- AIM OF THE EXERCISE: Search the listing for the string "this" and copy every line that contains it.
%%
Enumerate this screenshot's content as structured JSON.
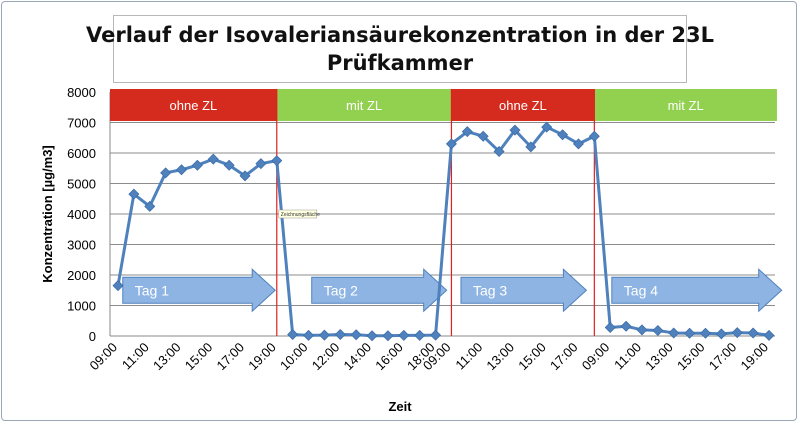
{
  "title": [
    "Verlauf der Isovaleriansäurekonzentration in der 23L",
    "Prüfkammer"
  ],
  "chart_data": {
    "type": "line",
    "ylabel": "Konzentration [µg/m3]",
    "xlabel": "Zeit",
    "ylim": [
      0,
      8000
    ],
    "yticks": [
      0,
      1000,
      2000,
      3000,
      4000,
      5000,
      6000,
      7000,
      8000
    ],
    "grid": true,
    "series": [
      {
        "color": "#4f81bd",
        "values": [
          1650,
          4650,
          4250,
          5350,
          5450,
          5600,
          5800,
          5600,
          5250,
          5650,
          5750,
          50,
          20,
          30,
          50,
          40,
          10,
          10,
          20,
          20,
          30,
          6300,
          6700,
          6550,
          6050,
          6750,
          6200,
          6850,
          6600,
          6300,
          6550,
          280,
          320,
          200,
          180,
          100,
          90,
          90,
          70,
          110,
          100,
          20
        ]
      }
    ],
    "x_tick_labels": [
      "09:00",
      "11:00",
      "13:00",
      "15:00",
      "17:00",
      "19:00",
      "10:00",
      "12:00",
      "14:00",
      "16:00",
      "18:00",
      "09:00",
      "11:00",
      "13:00",
      "15:00",
      "17:00",
      "09:00",
      "11:00",
      "13:00",
      "15:00",
      "17:00",
      "19:00"
    ],
    "x_tick_index": [
      0,
      2,
      4,
      6,
      8,
      10,
      12,
      14,
      16,
      18,
      20,
      21,
      23,
      25,
      27,
      29,
      31,
      33,
      35,
      37,
      39,
      41
    ],
    "phases": [
      {
        "label": "ohne ZL",
        "color": "#d52b1e",
        "from": 0,
        "to": 10
      },
      {
        "label": "mit ZL",
        "color": "#92d050",
        "from": 10,
        "to": 21
      },
      {
        "label": "ohne ZL",
        "color": "#d52b1e",
        "from": 21,
        "to": 30
      },
      {
        "label": "mit ZL",
        "color": "#92d050",
        "from": 30,
        "to": 41.5
      }
    ],
    "phase_dividers": [
      10,
      21,
      30
    ],
    "arrows": [
      {
        "label": "Tag 1",
        "from": 0.3,
        "to": 9.9
      },
      {
        "label": "Tag 2",
        "from": 12.2,
        "to": 20.7
      },
      {
        "label": "Tag 3",
        "from": 21.6,
        "to": 29.5
      },
      {
        "label": "Tag 4",
        "from": 31.1,
        "to": 41.8
      }
    ],
    "arrow_level": 1500,
    "tooltip": {
      "text": "Zeichnungsfläche",
      "at": 10
    }
  }
}
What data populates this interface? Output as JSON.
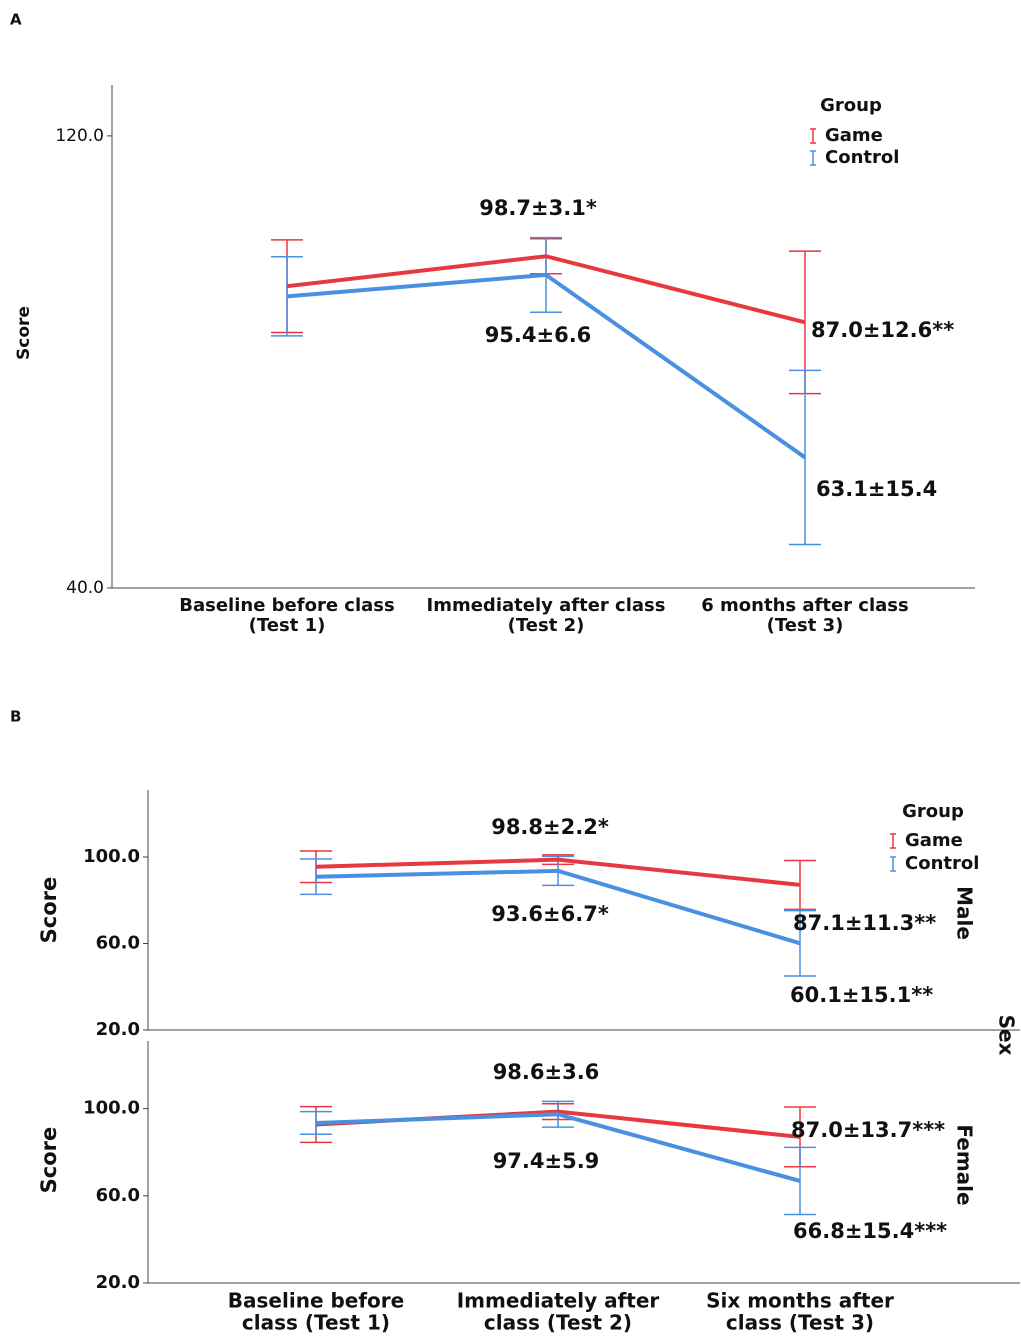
%%
- WRITTEN ANSWER:
Enumerate this screenshot's content as structured JSON.
What data populates this interface? Output as JSON.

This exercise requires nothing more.